_Goal A_:
Transcribe the rows verbatim, from the first line of the rows up to and including the line with "data-label: 18.6% [1022,482,1090,509]".

_Excerpted text_:
[2/3] Towards a 3D Rotation Operator with a Quaternion Sandwich

All the nuts and bolts needed to go from quaternions to a quaternion rotation operator

Citation Note: I have borrowed this article’s content from Jack B. Kuipers’ seminal 1999 book on quaternions.

As an admirer of the book’s writing style, I submit that you are probably better off referring to Chapter 5 of the book. My motivation to write this regardless is twofold - to provide robotics practitioners with a one-stop-shop entry point to quaternions and challenge/improve my understanding of them. I claim no expertise in this topic but found it so fascinating that I decided to write about it.

Prerequisites: This is [2/3] article in my series on quaternions. For this article, I assume readers’ familiarity with basic quaternion algebra and rotation matrices and their basic properties.

Agenda

After going back and forth about it in my mind, I have decided to write about the quaternion rotation operator in two parts:

one that proposes a checklist of qualities necessary to be a reasonably good \(\mathbb{R}^3\) rotation operator and introduces the necessary tools to meet the checklist (this one)
one that discusses the geometric effects of the quaternion rotation operator (next one )

At the cost of clarity, I am probably risking losing readers’ attention and I only hope to keep you interested enough to stay aboard till the end of the series.

Quaternion Rotation Operator: Checklist

As we know, rotation matrices are \(3 \times 3\) orthogonal matrices with determinant 1 (unimodular). In fact, one can use any \(3 \times 3\) matrix \(R\) that satisfies the orthogonality and the unimodularityA matrix is unimodular if it has a determinant 1 or -1. But in this case, I am only talking about it being 1. properties to represent rotations in \(\mathbb{R}^3\). To find a vector \(\vec{v}\)’s rotated image \(\vec{w}\) under \(R\), we simply do the left matrix multiplication between \(R\) and a column matrix that whose entries are components of \(\vec{v}\) i.e., \(R\vec{v}\). It helps to recollect that the image \(\vec{w}\), thanks to the unimodularity of \(R\), has the same magnitude as \(\vec{v}\). If one were to invent a quaternion rotation operator, say \(R_{\mathbf{q}}\) (associated with the quaternion \(\mathbf{q}\)), it should satisfy the following:

\[\vec{w} = R_{\mathbf{q}}(\vec{v})\]

And more importantly, similar to rotation matrices, the operator \(R_{\mathbf{q}}\) should somehow bring about a notion of an axis and an angle of rotation to it. Of course the quaternion operator should also be able to reproduce other properties such as sequence of rotations i.e., have an equivalent form of \(R_1R_2R_3\vec{v}\), say \(R_{\mathbf{q}_1\mathbf{q}_2\mathbf{q}_3}\) and reverse rotations (e.g. \(R_1^{-1}R_2R_3\vec{v}\)) and more.

_Input rows_:
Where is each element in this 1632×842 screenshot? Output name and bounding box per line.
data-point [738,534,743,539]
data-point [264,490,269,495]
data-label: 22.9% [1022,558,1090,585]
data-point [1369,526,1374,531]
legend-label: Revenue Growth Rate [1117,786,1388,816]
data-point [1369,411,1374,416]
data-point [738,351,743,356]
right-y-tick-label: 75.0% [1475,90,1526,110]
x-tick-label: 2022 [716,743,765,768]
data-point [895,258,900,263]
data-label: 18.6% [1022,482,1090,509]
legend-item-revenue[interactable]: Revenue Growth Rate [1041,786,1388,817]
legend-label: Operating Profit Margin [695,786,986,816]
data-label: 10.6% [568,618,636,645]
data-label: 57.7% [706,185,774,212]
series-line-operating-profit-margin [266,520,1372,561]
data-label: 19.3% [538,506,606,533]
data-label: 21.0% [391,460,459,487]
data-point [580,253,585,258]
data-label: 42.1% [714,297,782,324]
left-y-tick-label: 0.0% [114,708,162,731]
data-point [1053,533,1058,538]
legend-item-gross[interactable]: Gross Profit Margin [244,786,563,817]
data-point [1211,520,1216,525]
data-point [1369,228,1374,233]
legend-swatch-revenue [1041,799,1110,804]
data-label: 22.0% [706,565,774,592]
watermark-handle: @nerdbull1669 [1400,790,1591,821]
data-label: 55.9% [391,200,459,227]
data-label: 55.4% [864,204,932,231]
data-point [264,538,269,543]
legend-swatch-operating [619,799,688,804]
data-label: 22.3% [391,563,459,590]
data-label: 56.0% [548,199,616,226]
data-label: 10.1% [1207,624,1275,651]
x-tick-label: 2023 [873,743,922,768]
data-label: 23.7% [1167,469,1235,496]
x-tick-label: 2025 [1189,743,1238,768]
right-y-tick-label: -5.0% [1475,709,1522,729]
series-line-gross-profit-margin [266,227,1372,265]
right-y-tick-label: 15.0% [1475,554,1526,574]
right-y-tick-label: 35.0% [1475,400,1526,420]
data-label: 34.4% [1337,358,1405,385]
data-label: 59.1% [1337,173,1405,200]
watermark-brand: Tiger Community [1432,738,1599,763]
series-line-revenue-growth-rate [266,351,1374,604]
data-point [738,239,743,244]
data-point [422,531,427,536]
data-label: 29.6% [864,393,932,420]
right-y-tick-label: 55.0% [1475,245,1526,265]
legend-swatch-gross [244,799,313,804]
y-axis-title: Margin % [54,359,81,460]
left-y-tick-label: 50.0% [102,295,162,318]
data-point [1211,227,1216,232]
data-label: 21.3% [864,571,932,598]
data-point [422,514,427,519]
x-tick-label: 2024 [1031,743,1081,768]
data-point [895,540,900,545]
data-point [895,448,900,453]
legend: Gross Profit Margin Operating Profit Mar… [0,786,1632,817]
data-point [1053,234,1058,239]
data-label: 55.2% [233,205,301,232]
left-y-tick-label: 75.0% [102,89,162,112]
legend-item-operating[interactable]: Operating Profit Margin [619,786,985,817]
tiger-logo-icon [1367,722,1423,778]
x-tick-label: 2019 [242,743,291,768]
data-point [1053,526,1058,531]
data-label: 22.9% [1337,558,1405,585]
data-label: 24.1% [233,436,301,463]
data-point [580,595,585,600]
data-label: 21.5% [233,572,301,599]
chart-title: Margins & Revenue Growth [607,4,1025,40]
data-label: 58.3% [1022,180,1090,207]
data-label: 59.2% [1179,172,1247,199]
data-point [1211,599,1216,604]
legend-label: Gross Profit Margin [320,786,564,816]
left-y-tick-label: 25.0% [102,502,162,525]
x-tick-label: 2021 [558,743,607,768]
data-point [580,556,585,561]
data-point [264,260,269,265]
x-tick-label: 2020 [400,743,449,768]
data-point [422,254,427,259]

_Goal B_:
List every symbol for a quaternion that appears in the quaternion article.

_Complete answer A_:
Where is each element in this 1632×842 screenshot? Output name and bounding box per line.
data-point [738,534,743,539]
data-point [264,490,269,495]
data-label: 22.9% [1022,558,1090,585]
data-point [1369,526,1374,531]
legend-label: Revenue Growth Rate [1117,786,1388,816]
data-point [1369,411,1374,416]
data-point [738,351,743,356]
right-y-tick-label: 75.0% [1475,90,1526,110]
x-tick-label: 2022 [716,743,765,768]
data-point [895,258,900,263]
data-label: 18.6% [1022,482,1090,509]

_Complete answer B_:
q, q₁, q₂, q₃